Records for the exercise

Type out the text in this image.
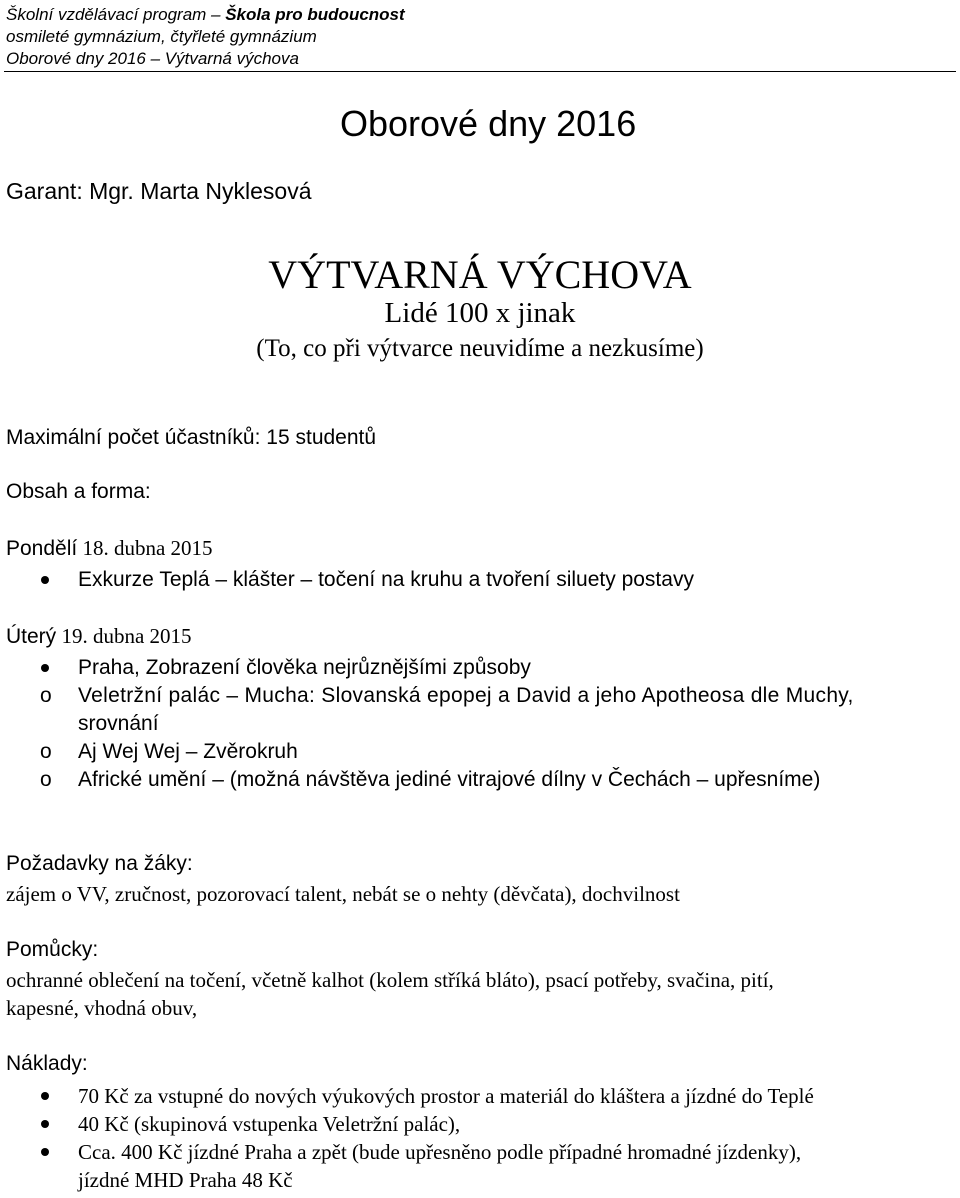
Školní vzdělávací program – Škola pro budoucnost
osmileté gymnázium, čtyřleté gymnázium
Oborové dny 2016 – Výtvarná výchova
Oborové dny 2016
Garant: Mgr. Marta Nyklesová
VÝTVARNÁ VÝCHOVA
Lidé 100 x jinak
(To, co při výtvarce neuvidíme a nezkusíme)
Maximální počet účastníků: 15 studentů
Obsah a forma:
Pondělí 18. dubna 2015
Exkurze Teplá – klášter – točení na kruhu a tvoření siluety postavy
Úterý 19. dubna 2015
Praha, Zobrazení člověka nejrůznějšími způsoby
o Veletržní palác – Mucha: Slovanská epopej a David a jeho Apotheosa dle Muchy,
srovnání
o Aj Wej Wej – Zvěrokruh
o Africké umění – (možná návštěva jediné vitrajové dílny v Čechách – upřesníme)
Požadavky na žáky:
zájem o VV, zručnost, pozorovací talent, nebát se o nehty (děvčata), dochvilnost
Pomůcky:
ochranné oblečení na točení, včetně kalhot (kolem stříká bláto), psací potřeby, svačina, pití,
kapesné, vhodná obuv,
Náklady:
70 Kč za vstupné do nových výukových prostor a materiál do kláštera a jízdné do Teplé
40 Kč (skupinová vstupenka Veletržní palác),
Cca. 400 Kč jízdné Praha a zpět (bude upřesněno podle případné hromadné jízdenky),
jízdné MHD Praha 48 Kč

Exercise description
From the listing, extract all text exactly as given and drop any picture.

Task result
Type out the text in this image.
Školní vzdělávací program – Škola pro budoucnost
osmileté gymnázium, čtyřleté gymnázium
Oborové dny 2016 – Výtvarná výchova
Oborové dny 2016
Garant: Mgr. Marta Nyklesová
VÝTVARNÁ VÝCHOVA
Lidé 100 x jinak
(To, co při výtvarce neuvidíme a nezkusíme)
Maximální počet účastníků: 15 studentů
Obsah a forma:
Pondělí 18. dubna 2015
Exkurze Teplá – klášter – točení na kruhu a tvoření siluety postavy
Úterý 19. dubna 2015
Praha, Zobrazení člověka nejrůznějšími způsoby
o Veletržní palác – Mucha: Slovanská epopej a David a jeho Apotheosa dle Muchy,
srovnání
o Aj Wej Wej – Zvěrokruh
o Africké umění – (možná návštěva jediné vitrajové dílny v Čechách – upřesníme)
Požadavky na žáky:
zájem o VV, zručnost, pozorovací talent, nebát se o nehty (děvčata), dochvilnost
Pomůcky:
ochranné oblečení na točení, včetně kalhot (kolem stříká bláto), psací potřeby, svačina, pití,
kapesné, vhodná obuv,
Náklady:
70 Kč za vstupné do nových výukových prostor a materiál do kláštera a jízdné do Teplé
40 Kč (skupinová vstupenka Veletržní palác),
Cca. 400 Kč jízdné Praha a zpět (bude upřesněno podle případné hromadné jízdenky),
jízdné MHD Praha 48 Kč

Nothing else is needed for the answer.